- _Task to complete_
In the BWA alignment text below, rewrite the stretch from "if you look" through "the prefix 'human_rnaseq_bwa'.", changing "directory" to "folder".

- _Text excerpt_

Now, try aligning it with BWA like we did in example 1.  This won't take very long, but you'll need to use our pre-indexed hg19 reference.  It is located at:

Code Block
/scratch/01063/abattenh/ref_genome/bwa/bwtsw/hg19.fa

if you look at the contents of the 'bwtsw' directory in the above path, you'll see a set of files that are analogous to the yeast files we created earlier, except that their universal prefix is 'hg19.fa'.  Now, using that index, go ahead and try to do a single-end alignment of the file to the human genome like we did in Exercise #1, and save the contents to intermediate files with the prefix 'human_rnaseq_bwa'.

- _Excerpted records_

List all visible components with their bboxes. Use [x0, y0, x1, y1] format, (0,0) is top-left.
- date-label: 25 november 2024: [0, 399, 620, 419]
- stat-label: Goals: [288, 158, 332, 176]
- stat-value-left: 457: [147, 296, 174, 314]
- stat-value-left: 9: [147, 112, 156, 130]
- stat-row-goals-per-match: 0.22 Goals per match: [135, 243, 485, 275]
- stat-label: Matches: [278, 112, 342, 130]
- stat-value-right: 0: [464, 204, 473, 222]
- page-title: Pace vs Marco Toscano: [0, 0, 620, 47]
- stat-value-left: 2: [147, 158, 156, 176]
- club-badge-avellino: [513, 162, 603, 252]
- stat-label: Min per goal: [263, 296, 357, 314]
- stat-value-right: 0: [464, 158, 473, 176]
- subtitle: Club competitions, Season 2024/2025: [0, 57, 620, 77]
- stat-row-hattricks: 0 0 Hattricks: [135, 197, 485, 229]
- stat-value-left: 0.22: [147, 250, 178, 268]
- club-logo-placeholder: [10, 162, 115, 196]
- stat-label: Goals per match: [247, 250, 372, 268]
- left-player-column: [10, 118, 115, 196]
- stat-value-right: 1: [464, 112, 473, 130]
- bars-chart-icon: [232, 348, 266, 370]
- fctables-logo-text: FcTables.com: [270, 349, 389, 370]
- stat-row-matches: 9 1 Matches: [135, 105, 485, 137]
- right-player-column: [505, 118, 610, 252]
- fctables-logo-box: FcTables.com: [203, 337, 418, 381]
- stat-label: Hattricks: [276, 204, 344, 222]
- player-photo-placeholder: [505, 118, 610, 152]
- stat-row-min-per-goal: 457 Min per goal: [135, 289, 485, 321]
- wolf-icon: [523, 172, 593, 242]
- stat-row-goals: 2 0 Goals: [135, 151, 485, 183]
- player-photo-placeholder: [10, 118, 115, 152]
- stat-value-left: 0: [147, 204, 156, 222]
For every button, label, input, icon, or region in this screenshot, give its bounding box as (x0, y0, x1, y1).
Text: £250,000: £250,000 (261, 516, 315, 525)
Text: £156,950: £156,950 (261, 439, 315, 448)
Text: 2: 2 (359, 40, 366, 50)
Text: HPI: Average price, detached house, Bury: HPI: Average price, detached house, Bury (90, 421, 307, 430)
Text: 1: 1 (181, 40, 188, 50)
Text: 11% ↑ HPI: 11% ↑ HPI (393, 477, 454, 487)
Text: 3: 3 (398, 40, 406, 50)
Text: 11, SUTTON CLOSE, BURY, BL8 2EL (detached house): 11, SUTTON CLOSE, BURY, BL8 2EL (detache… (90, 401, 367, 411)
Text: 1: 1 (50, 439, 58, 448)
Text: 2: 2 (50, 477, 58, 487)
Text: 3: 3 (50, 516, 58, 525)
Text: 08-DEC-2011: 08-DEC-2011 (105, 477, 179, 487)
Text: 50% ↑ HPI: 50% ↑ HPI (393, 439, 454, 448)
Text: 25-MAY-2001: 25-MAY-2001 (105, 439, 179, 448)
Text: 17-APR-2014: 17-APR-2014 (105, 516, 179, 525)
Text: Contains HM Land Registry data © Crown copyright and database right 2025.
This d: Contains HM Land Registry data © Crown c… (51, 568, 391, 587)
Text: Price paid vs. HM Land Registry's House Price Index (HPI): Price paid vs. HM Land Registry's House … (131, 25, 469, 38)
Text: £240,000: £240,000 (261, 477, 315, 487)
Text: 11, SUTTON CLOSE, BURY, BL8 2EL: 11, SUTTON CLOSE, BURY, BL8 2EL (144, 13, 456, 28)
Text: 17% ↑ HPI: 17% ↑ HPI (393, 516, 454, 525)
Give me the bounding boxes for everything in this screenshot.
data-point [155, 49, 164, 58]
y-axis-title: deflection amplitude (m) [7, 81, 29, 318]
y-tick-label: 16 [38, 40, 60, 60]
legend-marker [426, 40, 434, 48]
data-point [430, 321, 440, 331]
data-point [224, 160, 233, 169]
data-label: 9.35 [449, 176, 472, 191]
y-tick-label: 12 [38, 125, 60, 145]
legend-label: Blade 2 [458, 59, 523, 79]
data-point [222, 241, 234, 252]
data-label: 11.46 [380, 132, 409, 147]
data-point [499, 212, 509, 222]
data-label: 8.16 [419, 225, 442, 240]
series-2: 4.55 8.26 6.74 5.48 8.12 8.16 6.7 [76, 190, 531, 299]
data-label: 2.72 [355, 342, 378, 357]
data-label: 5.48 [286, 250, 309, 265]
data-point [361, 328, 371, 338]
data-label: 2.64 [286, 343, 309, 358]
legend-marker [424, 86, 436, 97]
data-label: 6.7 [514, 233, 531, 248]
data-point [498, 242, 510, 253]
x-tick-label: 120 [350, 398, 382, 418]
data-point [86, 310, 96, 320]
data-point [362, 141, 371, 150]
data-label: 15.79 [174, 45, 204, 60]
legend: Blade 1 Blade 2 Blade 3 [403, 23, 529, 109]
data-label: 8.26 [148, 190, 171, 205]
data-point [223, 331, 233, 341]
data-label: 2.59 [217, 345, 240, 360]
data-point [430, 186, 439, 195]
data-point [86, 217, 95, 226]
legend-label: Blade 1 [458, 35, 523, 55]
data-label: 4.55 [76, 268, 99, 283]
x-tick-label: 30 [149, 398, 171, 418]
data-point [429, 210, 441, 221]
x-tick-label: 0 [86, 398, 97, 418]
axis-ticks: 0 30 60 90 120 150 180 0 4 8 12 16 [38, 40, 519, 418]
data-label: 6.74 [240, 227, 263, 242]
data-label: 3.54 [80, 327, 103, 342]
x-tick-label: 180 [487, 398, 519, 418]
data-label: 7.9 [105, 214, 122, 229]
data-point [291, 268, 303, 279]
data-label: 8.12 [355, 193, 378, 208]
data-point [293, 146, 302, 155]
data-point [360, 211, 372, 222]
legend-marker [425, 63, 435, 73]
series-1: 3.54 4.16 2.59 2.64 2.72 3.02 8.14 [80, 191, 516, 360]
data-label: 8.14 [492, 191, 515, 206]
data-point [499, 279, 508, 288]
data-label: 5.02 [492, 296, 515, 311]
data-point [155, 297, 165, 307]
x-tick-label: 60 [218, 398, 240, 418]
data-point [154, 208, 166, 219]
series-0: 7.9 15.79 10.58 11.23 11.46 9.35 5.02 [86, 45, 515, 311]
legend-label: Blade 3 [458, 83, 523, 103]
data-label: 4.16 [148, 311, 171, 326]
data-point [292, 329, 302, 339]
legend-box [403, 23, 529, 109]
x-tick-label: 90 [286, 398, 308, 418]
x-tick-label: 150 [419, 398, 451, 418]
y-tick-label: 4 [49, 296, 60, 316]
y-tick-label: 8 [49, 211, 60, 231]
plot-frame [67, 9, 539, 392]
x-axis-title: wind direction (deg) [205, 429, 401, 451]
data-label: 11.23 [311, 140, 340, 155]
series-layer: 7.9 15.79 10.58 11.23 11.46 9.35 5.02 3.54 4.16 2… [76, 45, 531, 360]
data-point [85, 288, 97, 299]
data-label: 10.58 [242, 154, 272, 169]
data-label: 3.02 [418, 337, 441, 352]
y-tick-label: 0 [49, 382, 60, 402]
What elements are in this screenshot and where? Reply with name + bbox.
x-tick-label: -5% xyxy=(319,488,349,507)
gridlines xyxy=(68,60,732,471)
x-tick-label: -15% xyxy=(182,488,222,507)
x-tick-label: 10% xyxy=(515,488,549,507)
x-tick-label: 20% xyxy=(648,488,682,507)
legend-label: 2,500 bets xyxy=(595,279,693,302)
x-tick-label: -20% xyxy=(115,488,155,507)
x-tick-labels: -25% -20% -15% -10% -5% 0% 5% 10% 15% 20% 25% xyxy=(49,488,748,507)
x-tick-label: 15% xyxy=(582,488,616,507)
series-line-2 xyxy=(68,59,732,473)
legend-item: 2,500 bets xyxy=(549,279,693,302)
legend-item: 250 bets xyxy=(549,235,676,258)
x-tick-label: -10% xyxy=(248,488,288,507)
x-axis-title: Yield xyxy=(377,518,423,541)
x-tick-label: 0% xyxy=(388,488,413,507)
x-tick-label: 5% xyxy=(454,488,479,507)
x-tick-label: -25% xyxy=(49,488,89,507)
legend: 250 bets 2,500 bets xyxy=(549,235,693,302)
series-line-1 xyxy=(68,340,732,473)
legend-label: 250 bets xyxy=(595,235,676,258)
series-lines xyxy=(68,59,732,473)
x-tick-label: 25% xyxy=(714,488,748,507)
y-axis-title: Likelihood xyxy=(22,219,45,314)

- _Your solution_
if you look at the contents of the 'bwtsw' folder in the above path, you'll see a set of files that are analogous to the yeast files we created earlier, except that their universal prefix is 'hg19.fa'.  Now, using that index, go ahead and try to do a single-end alignment of the file to the human genome like we did in Exercise #1, and save the contents to intermediate files with the prefix 'human_rnaseq_bwa'.